- TASK STATEMENT -
Tell me how many lines hold "parte", please, using only the number.

* START DATA TO USE *

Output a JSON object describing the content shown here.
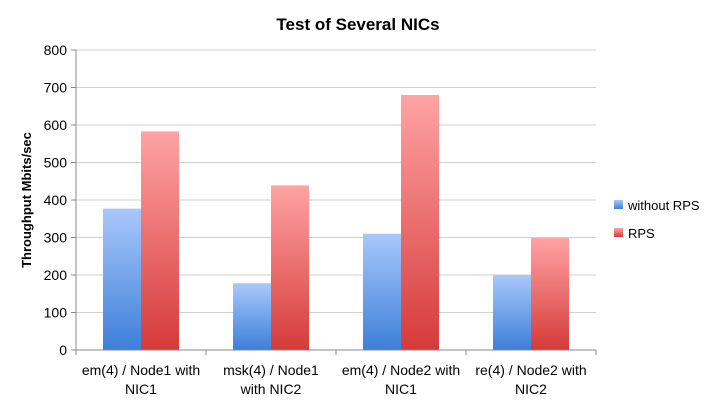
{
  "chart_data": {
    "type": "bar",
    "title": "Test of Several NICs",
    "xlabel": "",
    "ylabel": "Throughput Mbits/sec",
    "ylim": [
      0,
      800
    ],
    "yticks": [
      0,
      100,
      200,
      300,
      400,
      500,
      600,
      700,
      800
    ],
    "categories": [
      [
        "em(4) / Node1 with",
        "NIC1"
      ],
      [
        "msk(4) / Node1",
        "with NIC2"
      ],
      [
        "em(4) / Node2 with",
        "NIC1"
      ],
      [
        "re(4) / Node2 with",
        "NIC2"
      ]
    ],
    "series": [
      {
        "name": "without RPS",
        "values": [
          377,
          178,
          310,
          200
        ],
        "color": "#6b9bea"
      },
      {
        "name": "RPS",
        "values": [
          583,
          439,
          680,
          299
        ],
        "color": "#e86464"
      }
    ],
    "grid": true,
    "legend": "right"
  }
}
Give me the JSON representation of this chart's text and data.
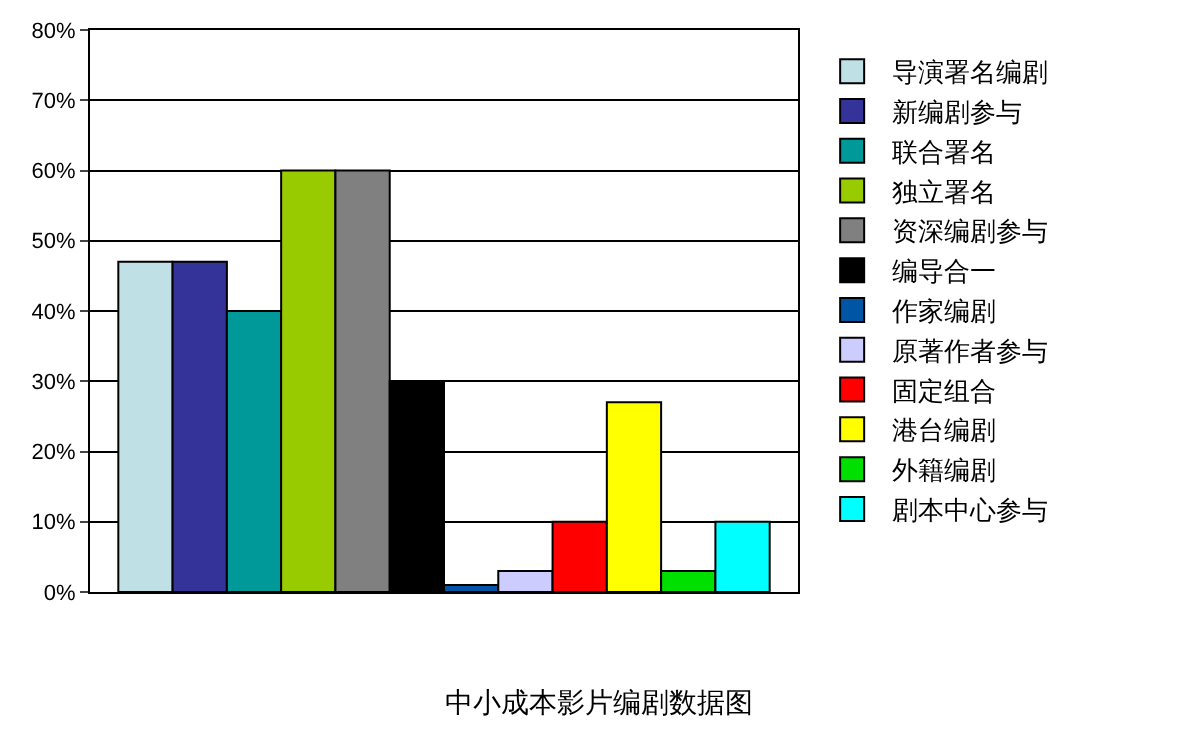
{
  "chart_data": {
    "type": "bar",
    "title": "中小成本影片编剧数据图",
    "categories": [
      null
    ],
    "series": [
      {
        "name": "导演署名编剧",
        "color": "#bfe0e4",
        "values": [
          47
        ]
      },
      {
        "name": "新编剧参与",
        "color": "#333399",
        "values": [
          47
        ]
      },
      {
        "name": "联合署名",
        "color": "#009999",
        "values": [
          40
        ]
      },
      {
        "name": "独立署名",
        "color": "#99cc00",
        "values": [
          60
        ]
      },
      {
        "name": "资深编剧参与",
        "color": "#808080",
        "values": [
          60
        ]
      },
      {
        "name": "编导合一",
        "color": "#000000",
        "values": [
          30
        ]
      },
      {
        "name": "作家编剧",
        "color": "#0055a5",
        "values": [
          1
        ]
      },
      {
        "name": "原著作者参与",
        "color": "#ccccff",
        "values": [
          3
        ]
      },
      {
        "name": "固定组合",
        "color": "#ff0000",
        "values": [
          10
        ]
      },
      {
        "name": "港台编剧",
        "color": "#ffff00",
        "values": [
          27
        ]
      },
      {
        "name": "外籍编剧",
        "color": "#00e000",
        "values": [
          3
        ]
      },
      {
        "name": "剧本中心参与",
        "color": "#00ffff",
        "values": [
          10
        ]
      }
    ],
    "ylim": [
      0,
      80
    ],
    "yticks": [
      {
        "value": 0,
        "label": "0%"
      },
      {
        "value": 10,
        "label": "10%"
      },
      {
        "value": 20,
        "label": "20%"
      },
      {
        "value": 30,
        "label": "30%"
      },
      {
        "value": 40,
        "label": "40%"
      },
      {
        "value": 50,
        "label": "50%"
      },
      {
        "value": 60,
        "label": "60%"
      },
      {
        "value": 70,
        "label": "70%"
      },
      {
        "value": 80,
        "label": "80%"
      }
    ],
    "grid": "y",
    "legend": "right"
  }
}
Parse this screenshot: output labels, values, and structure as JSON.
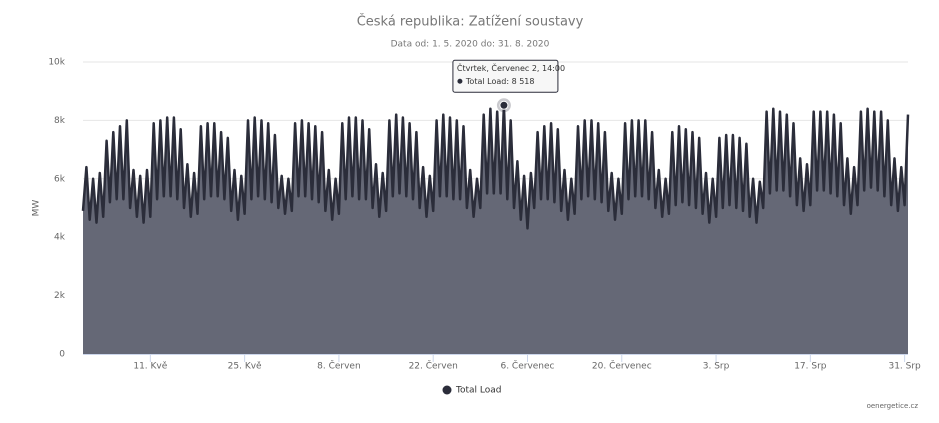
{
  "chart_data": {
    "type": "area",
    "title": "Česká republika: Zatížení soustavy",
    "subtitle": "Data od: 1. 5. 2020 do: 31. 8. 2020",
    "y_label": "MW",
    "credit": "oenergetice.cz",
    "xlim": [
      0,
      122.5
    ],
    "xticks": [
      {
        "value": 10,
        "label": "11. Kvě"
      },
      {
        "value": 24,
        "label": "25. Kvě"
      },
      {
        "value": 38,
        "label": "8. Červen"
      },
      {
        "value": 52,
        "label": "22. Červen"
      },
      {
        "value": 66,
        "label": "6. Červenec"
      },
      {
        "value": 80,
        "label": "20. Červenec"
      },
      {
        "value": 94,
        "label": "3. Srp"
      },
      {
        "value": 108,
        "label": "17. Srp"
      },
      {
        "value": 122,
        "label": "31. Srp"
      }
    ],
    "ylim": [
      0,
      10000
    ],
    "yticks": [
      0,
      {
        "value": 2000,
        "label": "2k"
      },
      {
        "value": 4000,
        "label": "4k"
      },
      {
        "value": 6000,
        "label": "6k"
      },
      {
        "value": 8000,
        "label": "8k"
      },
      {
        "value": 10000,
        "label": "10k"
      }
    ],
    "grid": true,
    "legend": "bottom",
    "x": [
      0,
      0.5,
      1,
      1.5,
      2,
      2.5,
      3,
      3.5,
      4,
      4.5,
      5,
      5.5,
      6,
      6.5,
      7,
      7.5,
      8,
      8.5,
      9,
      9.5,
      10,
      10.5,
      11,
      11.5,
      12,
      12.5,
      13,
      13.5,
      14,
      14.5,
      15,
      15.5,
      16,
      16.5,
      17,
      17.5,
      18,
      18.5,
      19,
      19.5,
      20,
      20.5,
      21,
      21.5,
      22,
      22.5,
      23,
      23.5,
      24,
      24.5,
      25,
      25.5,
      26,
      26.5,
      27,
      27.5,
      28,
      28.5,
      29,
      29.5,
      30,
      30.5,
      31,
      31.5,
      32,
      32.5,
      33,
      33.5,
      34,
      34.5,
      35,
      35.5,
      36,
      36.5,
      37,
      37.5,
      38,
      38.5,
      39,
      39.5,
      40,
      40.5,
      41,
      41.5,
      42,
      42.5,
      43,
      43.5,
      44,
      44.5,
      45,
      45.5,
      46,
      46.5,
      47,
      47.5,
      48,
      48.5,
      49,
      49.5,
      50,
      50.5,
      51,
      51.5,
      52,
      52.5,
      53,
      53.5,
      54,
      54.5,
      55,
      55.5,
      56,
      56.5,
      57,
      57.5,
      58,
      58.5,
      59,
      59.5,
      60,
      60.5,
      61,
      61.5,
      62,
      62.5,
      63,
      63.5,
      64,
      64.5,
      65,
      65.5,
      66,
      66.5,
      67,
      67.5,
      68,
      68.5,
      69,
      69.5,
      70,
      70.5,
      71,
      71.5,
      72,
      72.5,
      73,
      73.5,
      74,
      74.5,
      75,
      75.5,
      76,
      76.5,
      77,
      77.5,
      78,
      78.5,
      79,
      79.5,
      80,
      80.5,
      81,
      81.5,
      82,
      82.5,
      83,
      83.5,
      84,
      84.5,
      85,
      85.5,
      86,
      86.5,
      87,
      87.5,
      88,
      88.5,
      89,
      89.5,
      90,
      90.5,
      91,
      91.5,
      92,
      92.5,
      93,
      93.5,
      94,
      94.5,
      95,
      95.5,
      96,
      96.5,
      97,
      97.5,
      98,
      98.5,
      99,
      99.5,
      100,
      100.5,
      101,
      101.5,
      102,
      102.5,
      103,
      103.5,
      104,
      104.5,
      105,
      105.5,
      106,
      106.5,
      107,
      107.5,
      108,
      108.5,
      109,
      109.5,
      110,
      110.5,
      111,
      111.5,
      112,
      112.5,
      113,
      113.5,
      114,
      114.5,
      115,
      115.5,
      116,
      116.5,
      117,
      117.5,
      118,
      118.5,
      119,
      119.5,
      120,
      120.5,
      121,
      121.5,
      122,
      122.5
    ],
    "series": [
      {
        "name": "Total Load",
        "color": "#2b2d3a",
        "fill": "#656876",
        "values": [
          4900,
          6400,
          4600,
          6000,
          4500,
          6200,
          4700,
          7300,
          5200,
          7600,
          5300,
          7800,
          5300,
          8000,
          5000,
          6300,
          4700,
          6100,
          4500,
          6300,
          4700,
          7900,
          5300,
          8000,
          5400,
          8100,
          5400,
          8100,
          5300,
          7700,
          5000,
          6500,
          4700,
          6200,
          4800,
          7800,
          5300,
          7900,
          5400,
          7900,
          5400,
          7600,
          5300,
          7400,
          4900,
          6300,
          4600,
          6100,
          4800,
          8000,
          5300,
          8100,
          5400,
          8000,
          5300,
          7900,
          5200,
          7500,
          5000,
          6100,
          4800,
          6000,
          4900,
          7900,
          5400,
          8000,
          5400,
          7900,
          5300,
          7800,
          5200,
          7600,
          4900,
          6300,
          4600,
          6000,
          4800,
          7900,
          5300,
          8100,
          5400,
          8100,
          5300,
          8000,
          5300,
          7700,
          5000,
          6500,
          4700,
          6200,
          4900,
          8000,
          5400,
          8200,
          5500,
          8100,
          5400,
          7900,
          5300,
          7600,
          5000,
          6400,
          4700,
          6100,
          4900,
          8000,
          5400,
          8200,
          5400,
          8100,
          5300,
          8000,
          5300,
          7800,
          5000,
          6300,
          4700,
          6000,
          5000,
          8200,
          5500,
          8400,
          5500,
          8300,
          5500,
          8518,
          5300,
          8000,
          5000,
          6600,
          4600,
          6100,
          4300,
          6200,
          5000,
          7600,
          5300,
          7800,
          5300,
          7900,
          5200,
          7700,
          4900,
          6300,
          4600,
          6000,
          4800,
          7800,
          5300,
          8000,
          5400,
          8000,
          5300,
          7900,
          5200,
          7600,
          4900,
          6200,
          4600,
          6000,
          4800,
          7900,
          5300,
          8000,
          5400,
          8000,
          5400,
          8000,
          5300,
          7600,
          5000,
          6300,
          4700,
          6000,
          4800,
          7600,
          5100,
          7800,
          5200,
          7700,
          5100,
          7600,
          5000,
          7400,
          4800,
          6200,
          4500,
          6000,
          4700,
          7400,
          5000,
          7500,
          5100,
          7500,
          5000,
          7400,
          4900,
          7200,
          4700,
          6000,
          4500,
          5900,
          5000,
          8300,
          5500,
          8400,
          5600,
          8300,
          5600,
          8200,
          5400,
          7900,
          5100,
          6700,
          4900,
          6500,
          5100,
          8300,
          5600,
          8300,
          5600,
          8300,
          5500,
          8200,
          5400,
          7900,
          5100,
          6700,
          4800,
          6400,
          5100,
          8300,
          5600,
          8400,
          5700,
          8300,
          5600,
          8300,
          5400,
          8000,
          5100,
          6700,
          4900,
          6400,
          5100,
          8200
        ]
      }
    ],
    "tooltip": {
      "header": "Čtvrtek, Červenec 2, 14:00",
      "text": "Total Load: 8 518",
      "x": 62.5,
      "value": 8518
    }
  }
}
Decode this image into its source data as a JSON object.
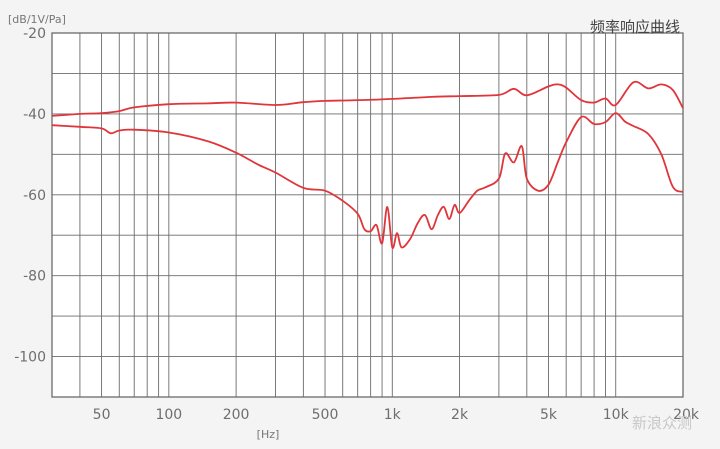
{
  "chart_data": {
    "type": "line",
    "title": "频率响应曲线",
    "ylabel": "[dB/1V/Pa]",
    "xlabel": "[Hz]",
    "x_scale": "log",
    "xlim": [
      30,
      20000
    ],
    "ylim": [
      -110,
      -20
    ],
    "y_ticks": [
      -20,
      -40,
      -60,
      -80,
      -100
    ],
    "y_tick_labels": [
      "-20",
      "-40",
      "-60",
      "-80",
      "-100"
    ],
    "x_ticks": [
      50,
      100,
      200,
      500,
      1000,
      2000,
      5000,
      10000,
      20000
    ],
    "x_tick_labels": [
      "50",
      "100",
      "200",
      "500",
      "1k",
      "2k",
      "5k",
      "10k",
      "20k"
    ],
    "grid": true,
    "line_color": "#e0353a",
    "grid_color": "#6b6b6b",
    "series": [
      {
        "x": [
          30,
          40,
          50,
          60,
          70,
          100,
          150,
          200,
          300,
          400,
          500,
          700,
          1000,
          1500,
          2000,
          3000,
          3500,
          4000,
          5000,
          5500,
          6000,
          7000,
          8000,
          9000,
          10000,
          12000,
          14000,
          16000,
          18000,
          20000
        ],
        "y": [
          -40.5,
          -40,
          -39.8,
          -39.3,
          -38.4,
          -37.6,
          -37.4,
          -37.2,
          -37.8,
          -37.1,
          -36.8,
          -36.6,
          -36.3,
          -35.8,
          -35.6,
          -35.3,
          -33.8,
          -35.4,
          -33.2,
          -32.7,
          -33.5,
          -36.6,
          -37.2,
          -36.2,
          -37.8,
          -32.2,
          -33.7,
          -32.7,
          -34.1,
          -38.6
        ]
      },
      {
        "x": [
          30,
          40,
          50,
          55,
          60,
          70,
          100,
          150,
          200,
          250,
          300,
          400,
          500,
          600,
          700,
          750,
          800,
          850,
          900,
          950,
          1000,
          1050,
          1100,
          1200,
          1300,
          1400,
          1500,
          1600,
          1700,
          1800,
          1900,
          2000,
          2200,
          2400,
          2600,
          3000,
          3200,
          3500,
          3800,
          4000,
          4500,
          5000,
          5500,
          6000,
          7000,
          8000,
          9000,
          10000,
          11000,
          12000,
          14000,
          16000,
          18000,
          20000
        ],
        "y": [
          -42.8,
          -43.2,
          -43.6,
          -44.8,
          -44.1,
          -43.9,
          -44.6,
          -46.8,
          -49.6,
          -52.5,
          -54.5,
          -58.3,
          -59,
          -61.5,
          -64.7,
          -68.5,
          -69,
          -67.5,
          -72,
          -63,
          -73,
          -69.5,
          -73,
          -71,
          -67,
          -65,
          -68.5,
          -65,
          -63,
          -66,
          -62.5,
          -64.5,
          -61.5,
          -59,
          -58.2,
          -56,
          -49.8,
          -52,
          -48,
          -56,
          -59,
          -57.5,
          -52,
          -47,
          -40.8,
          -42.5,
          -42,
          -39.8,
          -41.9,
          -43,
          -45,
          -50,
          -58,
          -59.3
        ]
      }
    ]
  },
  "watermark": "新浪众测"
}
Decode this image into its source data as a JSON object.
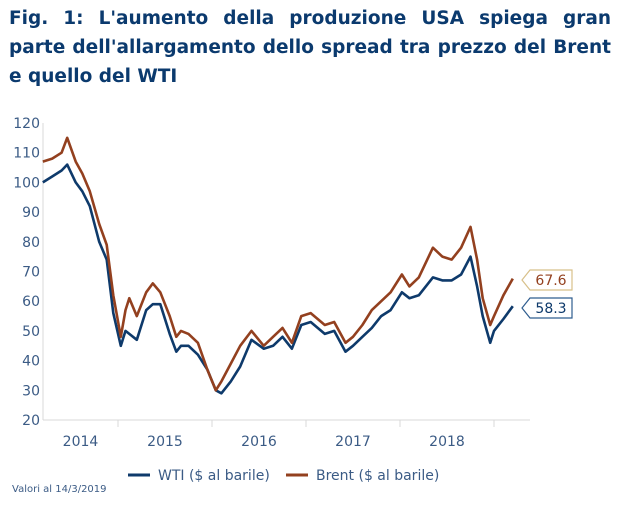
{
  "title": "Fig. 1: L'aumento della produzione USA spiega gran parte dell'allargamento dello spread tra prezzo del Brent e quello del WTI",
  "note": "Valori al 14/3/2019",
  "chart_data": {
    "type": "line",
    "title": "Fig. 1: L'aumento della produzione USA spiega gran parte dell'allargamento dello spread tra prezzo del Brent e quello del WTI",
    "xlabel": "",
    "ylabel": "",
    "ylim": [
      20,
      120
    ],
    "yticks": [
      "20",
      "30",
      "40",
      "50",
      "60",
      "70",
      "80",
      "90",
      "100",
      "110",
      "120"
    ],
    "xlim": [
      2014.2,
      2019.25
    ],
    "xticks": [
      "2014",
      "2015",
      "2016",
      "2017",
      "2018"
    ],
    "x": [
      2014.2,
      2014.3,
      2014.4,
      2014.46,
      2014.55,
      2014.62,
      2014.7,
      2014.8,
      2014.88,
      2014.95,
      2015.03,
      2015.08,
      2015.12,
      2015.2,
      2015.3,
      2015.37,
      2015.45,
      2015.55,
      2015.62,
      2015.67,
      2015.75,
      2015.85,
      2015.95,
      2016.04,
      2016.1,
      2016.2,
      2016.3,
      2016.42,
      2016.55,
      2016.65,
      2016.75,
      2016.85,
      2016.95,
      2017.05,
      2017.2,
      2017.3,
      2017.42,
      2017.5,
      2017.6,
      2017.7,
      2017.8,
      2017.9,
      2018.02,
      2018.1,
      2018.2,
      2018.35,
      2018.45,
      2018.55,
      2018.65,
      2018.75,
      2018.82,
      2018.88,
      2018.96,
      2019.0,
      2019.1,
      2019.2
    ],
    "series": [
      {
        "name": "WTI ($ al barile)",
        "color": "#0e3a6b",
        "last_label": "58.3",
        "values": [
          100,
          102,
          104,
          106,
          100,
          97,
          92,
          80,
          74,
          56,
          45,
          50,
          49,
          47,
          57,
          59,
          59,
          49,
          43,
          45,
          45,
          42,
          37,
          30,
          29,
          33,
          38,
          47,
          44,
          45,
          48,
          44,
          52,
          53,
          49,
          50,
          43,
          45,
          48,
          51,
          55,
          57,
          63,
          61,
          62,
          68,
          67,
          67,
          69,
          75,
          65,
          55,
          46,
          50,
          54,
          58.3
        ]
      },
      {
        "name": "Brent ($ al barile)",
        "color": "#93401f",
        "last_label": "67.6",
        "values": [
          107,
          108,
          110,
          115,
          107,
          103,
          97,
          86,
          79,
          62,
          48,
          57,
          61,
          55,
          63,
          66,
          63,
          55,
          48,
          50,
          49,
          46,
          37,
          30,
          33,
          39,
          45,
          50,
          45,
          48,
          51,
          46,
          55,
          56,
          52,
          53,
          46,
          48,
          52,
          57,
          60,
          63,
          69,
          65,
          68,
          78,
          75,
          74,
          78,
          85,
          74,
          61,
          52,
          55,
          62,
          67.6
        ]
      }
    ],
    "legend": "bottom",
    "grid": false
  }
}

* END DATA TO USE *

- FULL SOLUTION -
2